→ **Task requirements**
Report every line in the listing below where the string "психотерапии" shows up.
** start **
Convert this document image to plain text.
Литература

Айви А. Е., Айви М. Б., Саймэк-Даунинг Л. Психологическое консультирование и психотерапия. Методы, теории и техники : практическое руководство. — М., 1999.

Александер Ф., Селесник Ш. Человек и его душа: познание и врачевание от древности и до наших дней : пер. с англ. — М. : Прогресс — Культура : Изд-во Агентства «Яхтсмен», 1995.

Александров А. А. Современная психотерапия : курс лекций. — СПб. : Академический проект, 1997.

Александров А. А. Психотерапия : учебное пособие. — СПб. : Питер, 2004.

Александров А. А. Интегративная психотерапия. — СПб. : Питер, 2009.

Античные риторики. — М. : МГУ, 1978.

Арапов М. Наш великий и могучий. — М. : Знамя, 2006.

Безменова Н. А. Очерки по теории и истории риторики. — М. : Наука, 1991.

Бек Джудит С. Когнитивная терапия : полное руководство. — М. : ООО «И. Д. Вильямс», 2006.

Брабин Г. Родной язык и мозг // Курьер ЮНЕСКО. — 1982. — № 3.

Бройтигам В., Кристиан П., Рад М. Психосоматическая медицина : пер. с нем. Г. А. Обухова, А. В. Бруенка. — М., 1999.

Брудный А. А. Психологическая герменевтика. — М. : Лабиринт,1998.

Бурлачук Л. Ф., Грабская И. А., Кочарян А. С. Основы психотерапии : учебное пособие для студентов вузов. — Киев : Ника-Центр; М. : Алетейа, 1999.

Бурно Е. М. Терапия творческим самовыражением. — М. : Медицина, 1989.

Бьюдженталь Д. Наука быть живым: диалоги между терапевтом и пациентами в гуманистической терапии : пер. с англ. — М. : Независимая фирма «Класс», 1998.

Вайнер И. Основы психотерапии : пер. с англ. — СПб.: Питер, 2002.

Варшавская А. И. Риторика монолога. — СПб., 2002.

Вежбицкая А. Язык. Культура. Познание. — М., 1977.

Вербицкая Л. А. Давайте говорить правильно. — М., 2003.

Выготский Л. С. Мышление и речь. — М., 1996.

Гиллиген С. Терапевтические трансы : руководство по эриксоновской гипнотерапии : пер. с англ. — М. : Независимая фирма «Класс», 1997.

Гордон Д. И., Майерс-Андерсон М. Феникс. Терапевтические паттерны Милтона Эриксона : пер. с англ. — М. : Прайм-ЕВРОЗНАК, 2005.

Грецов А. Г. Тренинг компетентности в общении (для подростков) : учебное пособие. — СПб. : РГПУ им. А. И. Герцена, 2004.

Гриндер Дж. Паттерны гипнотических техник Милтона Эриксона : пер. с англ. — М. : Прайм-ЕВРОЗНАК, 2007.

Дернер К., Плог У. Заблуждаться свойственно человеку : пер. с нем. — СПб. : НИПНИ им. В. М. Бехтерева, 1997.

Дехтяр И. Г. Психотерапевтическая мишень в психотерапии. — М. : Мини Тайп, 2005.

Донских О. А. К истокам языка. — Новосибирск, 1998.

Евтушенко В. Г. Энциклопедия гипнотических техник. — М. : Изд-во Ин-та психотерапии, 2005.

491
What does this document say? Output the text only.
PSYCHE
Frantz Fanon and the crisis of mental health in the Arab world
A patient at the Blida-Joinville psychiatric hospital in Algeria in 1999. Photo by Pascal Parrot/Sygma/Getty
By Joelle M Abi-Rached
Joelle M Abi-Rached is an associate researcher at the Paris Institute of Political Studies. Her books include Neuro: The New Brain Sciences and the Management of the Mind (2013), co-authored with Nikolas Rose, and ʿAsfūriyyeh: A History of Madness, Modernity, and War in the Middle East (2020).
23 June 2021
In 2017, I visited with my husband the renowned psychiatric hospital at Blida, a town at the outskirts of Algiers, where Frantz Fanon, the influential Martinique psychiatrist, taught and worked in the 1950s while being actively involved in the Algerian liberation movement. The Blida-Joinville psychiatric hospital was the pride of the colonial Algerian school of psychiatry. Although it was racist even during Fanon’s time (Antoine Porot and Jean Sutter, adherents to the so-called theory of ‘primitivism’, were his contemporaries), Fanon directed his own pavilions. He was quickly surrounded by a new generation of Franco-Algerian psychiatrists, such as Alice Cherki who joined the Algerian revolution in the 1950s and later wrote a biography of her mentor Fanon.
** end **
→ **Answer to this problem**
Бурлачук Л. Ф., Грабская И. А., Кочарян А. С. Основы психотерапии : учебное пособие для студентов вузов. — Киев : Ника-Центр; М. : Алетейа, 1999.
Вайнер И. Основы психотерапии : пер. с англ. — СПб.: Питер, 2002.
Дехтяр И. Г. Психотерапевтическая мишень в психотерапии. — М. : Мини Тайп, 2005.
Евтушенко В. Г. Энциклопедия гипнотических техник. — М. : Изд-во Ин-та психотерапии, 2005.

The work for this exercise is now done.